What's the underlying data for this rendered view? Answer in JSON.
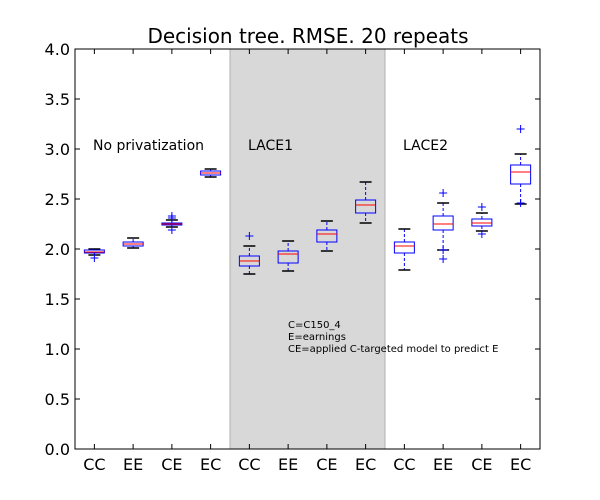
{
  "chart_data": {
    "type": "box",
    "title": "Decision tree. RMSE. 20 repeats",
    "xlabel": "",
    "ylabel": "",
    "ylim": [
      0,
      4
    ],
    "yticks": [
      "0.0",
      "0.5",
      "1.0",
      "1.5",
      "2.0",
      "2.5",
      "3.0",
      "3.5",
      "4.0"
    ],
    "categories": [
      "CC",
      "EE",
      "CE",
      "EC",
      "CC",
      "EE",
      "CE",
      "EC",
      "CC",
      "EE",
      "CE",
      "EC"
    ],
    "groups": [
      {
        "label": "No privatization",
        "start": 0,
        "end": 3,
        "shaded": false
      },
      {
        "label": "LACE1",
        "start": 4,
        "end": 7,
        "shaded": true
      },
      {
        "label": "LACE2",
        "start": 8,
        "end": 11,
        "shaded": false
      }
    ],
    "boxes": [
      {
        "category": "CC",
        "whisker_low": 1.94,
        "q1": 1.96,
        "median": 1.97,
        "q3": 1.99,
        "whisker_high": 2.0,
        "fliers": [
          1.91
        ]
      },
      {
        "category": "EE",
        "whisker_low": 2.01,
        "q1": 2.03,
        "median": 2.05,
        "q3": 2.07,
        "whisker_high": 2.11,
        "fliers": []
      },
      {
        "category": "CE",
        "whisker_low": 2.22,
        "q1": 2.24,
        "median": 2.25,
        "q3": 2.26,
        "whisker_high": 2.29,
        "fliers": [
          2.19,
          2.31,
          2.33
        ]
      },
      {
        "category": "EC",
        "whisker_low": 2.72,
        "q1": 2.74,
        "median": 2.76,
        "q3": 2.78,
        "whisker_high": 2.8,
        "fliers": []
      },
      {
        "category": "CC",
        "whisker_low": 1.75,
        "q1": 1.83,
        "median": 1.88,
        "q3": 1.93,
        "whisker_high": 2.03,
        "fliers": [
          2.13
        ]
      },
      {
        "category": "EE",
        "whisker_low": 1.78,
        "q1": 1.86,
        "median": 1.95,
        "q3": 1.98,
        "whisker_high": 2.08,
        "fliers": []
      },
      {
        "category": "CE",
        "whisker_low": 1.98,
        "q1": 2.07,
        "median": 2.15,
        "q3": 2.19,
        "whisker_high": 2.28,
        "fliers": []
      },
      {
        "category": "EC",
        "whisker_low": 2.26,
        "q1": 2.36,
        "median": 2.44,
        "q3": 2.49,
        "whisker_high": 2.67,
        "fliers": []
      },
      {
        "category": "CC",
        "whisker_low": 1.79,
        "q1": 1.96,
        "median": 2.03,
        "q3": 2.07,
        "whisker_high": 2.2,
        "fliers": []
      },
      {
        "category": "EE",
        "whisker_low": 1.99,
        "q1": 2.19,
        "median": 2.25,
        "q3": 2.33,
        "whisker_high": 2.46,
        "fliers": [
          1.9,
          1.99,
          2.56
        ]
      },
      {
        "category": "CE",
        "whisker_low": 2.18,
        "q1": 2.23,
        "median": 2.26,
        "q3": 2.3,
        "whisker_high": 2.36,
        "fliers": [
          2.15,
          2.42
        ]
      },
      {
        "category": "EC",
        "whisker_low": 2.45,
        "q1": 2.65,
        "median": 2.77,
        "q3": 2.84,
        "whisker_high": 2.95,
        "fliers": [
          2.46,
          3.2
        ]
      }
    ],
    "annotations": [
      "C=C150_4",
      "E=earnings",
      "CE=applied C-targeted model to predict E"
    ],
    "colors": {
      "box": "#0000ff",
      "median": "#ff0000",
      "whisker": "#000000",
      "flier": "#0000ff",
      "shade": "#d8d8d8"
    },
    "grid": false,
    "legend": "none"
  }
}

__________________________________________________

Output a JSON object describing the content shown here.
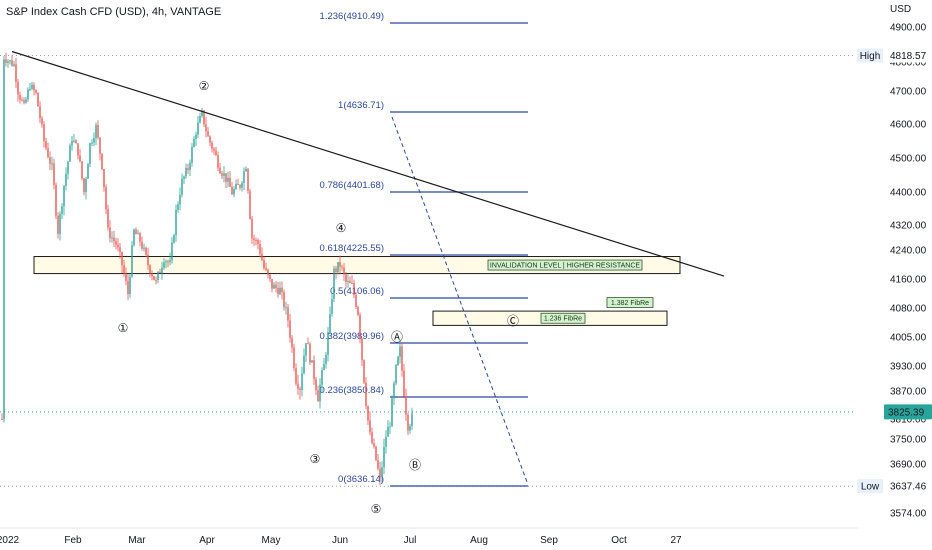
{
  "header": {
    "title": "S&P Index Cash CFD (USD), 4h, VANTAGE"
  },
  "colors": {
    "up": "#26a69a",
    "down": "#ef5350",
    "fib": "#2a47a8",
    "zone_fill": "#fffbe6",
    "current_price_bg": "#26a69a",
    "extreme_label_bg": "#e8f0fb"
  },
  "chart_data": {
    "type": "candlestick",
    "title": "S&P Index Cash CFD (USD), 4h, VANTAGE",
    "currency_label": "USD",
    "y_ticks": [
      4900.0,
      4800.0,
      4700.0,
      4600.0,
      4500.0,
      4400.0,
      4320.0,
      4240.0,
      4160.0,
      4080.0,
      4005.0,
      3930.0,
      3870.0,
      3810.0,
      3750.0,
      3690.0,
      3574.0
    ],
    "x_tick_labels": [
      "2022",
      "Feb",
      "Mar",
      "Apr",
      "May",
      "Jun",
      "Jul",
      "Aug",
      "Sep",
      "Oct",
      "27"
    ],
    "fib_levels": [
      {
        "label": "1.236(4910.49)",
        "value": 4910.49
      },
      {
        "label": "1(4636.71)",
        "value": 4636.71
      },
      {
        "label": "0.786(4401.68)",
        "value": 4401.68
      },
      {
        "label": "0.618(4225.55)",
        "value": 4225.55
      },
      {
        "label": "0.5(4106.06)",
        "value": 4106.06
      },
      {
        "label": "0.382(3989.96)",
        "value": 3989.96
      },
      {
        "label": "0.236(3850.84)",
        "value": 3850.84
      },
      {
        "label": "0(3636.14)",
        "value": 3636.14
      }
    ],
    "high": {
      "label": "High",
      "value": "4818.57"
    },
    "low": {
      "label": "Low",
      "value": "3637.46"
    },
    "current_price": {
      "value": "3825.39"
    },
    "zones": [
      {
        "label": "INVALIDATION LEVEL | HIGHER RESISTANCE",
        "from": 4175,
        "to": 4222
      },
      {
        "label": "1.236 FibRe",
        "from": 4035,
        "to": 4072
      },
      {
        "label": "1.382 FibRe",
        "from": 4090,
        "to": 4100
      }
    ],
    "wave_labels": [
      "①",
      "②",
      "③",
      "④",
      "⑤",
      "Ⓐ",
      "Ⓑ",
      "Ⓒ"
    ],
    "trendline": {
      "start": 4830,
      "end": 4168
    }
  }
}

__________________________________________________

- [Objective]: Gather and return every line that holds the string "Index".

- [Solution]:
    "title": "S&P Index Cash CFD (USD), 4h, VANTAGE"
    "title": "S&P Index Cash CFD (USD), 4h, VANTAGE",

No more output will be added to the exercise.